---------- Available data ----------

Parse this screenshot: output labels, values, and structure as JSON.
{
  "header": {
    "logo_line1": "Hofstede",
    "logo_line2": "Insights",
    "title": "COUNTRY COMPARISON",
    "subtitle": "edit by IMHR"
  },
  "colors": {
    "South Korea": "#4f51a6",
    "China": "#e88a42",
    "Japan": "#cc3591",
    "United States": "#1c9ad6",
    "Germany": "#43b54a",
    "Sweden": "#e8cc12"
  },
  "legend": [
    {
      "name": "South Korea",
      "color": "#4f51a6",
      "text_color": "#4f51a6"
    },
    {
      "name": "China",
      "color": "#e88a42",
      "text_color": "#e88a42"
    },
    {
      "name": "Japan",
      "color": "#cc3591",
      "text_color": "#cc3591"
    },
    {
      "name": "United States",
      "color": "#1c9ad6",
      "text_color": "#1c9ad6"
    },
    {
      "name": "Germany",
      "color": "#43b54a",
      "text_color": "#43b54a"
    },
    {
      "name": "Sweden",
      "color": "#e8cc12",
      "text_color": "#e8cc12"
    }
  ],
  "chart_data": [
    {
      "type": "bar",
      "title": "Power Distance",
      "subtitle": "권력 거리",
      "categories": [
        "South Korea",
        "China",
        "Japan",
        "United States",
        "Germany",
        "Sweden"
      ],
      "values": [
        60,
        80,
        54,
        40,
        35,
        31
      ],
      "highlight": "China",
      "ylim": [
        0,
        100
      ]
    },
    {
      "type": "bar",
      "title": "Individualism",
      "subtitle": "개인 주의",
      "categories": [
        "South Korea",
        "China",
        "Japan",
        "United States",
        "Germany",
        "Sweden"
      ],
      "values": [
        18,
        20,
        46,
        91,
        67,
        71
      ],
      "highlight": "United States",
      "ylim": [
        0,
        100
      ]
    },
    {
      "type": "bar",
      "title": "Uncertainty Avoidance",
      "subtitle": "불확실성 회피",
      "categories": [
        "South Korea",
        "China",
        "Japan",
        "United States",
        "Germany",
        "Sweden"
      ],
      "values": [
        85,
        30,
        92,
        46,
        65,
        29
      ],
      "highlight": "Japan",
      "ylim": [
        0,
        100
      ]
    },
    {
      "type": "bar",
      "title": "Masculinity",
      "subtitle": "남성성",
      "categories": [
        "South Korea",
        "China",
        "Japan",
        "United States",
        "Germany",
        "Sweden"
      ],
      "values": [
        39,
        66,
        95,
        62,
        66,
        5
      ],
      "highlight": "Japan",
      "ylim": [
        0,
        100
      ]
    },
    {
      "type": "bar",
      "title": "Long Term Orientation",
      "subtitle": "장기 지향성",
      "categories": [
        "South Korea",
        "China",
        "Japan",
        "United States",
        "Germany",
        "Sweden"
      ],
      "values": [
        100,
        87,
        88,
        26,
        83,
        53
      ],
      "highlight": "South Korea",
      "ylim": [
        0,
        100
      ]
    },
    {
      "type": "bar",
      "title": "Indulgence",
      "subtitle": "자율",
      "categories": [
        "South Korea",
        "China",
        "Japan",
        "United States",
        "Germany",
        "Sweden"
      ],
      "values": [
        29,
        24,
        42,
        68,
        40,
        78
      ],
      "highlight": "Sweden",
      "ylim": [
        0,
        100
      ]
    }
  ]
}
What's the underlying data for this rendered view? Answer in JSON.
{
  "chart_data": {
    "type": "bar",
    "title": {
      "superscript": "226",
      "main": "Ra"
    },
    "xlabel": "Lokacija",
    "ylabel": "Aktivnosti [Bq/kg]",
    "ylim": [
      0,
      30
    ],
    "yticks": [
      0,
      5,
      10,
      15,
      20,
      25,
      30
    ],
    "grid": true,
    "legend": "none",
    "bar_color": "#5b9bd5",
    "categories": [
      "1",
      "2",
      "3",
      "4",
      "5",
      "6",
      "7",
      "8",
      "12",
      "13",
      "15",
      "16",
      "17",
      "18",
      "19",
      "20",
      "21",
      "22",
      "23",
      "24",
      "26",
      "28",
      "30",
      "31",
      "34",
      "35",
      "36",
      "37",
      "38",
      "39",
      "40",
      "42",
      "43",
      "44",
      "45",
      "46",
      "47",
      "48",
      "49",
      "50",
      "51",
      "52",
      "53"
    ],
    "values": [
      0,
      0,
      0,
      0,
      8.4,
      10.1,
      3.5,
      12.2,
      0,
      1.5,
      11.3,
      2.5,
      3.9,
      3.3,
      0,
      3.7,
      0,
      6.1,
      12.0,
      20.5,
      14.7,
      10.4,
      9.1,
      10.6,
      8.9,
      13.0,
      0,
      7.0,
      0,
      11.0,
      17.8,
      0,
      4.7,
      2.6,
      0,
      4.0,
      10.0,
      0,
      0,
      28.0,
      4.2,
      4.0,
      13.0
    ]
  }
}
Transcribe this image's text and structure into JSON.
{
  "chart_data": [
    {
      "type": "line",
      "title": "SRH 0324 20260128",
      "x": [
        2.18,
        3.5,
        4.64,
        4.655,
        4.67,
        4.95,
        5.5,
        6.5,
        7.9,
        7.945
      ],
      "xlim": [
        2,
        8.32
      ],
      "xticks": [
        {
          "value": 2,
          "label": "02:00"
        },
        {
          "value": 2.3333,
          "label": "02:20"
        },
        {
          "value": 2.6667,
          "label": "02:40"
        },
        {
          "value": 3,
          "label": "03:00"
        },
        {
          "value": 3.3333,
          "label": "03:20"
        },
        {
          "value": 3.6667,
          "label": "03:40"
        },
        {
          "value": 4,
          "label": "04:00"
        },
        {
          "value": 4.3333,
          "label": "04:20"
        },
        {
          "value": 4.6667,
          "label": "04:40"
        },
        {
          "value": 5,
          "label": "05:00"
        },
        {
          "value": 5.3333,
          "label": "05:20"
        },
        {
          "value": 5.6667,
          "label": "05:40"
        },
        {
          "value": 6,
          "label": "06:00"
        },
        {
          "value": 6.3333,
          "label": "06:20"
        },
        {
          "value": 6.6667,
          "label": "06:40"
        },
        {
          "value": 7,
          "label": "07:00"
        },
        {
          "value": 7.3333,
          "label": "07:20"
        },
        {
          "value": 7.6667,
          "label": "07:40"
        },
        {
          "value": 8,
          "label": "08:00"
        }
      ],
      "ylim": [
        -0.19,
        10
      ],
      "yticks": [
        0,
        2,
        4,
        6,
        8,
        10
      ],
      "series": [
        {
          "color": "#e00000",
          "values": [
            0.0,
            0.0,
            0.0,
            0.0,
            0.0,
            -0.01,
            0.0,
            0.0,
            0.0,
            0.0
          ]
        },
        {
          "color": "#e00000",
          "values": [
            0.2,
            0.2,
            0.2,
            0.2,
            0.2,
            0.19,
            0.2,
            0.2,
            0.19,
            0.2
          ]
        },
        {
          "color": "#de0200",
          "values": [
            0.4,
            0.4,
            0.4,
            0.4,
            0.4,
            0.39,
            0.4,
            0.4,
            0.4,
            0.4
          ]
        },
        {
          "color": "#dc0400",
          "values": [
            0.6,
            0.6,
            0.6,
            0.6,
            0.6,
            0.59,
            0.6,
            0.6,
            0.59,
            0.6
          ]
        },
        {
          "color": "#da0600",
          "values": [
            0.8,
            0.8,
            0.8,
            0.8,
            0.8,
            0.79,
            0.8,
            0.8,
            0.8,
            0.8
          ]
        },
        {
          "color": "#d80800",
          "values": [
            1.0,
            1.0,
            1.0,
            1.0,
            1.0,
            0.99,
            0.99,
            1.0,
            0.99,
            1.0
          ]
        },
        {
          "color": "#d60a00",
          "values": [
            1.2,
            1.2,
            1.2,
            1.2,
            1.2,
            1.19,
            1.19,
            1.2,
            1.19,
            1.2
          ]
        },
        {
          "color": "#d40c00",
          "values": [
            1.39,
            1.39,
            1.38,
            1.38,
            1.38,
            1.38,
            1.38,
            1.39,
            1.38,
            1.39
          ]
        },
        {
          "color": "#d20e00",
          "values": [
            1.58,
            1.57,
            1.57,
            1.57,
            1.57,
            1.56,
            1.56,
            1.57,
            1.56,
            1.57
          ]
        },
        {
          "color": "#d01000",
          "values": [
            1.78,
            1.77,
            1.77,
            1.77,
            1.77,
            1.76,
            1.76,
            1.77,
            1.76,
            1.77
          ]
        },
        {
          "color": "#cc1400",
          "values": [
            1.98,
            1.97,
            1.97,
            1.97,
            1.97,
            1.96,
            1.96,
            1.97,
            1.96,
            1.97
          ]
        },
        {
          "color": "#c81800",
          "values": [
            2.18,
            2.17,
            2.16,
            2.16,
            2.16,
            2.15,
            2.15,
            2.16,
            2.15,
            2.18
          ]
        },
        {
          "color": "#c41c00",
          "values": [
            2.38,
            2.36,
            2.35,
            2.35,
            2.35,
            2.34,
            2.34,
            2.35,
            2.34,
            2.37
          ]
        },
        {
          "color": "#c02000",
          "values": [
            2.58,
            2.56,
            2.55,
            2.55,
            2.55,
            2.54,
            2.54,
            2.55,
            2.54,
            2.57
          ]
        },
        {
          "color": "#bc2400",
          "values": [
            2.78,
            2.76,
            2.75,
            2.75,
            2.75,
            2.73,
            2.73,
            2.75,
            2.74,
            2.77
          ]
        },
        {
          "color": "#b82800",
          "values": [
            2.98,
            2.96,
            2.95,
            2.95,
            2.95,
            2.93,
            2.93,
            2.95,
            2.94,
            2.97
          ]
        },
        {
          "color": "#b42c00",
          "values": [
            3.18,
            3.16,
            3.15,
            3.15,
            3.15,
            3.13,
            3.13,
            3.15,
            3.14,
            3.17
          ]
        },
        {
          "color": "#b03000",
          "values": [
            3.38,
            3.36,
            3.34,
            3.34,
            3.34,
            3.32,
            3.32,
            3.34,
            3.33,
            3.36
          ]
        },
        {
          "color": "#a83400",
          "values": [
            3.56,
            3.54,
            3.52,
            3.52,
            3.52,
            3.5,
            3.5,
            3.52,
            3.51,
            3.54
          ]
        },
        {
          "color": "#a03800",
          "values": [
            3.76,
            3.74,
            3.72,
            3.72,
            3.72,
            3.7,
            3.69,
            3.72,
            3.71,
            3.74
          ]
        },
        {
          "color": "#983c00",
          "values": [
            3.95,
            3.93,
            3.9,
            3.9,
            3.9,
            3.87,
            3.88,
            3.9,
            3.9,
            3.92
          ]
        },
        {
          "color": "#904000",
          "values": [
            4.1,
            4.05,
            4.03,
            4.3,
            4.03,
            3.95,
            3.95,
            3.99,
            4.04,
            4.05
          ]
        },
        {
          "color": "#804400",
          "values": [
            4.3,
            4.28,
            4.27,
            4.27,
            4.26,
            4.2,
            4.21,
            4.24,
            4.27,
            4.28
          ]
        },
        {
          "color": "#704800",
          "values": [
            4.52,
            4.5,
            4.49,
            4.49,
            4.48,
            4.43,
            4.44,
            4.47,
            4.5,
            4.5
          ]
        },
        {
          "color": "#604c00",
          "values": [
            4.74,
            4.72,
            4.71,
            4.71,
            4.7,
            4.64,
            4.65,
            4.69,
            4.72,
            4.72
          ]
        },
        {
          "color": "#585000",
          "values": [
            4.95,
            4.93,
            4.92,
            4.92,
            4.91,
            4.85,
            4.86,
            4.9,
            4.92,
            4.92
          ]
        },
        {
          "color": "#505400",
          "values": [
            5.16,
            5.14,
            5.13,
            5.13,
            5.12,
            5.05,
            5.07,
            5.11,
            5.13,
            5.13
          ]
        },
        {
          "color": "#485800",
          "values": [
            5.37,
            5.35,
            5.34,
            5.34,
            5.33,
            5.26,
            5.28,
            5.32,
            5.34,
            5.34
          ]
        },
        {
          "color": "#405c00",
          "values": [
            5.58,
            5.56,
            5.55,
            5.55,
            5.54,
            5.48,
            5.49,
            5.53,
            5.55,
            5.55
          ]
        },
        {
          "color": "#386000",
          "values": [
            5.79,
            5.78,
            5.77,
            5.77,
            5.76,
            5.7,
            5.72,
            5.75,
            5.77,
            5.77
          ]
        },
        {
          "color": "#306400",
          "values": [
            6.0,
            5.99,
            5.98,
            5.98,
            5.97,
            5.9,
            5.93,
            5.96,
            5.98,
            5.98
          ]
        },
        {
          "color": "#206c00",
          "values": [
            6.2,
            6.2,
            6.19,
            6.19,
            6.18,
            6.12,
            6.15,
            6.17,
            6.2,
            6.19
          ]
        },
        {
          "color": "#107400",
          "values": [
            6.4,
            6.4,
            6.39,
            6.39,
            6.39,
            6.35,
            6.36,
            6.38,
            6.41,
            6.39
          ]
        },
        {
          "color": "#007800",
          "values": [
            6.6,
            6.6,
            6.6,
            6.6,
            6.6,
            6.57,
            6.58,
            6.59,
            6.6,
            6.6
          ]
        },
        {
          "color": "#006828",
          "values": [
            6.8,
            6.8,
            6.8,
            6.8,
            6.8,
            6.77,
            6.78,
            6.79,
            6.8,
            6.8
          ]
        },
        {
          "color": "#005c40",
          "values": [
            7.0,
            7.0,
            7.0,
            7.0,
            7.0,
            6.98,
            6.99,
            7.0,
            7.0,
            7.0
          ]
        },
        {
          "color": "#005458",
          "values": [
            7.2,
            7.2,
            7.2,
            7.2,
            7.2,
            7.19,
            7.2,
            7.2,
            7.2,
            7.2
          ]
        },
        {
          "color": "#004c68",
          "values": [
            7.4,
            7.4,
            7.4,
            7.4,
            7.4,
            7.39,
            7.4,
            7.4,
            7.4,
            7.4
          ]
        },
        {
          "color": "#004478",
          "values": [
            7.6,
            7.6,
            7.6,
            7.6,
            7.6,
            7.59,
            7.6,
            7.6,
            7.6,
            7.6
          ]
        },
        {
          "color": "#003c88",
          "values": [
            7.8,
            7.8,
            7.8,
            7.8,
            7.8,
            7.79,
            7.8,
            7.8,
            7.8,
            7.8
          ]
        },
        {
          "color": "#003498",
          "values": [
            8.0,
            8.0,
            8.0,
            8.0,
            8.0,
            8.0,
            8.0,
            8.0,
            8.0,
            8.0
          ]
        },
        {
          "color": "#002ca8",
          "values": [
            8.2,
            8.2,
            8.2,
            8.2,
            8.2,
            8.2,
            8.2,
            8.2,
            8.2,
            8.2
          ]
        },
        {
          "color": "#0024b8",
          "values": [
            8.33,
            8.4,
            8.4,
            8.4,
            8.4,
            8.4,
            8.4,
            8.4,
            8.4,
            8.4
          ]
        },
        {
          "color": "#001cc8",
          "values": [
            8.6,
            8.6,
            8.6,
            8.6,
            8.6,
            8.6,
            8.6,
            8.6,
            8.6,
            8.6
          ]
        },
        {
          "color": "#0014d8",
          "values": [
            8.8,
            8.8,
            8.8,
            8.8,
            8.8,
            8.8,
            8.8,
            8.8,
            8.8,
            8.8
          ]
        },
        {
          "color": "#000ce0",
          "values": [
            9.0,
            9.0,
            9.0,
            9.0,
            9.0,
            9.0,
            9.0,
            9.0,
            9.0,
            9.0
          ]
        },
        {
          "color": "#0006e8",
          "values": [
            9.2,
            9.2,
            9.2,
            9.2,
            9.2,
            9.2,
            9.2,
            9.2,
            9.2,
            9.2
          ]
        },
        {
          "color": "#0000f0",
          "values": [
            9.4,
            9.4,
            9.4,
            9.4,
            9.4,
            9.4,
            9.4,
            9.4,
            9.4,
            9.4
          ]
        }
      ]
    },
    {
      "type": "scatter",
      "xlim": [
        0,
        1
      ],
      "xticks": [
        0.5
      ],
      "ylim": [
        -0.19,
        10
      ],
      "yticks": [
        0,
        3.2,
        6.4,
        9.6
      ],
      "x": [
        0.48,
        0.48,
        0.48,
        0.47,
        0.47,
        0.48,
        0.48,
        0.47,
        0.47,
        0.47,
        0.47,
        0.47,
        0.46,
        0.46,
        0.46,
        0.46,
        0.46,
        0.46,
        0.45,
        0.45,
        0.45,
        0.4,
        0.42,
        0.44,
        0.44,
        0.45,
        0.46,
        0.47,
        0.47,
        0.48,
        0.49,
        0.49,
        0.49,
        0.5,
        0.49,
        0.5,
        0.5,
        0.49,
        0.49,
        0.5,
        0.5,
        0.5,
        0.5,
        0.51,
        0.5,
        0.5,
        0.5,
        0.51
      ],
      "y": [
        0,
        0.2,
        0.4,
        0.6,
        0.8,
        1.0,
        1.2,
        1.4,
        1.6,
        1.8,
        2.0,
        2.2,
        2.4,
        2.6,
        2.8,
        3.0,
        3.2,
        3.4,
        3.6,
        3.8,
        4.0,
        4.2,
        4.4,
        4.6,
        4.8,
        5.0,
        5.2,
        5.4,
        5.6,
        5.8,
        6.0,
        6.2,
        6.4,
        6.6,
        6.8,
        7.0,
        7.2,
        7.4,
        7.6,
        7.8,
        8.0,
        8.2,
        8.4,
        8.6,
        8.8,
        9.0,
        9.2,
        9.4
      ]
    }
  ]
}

----------

• _Goal of the exercise_: In the entries above, find each line with the word "structure" and show it.

• _Complete response_:
Parse this screenshot: output labels, values, and structure as JSON.
Transcribe this image's text and structure into JSON.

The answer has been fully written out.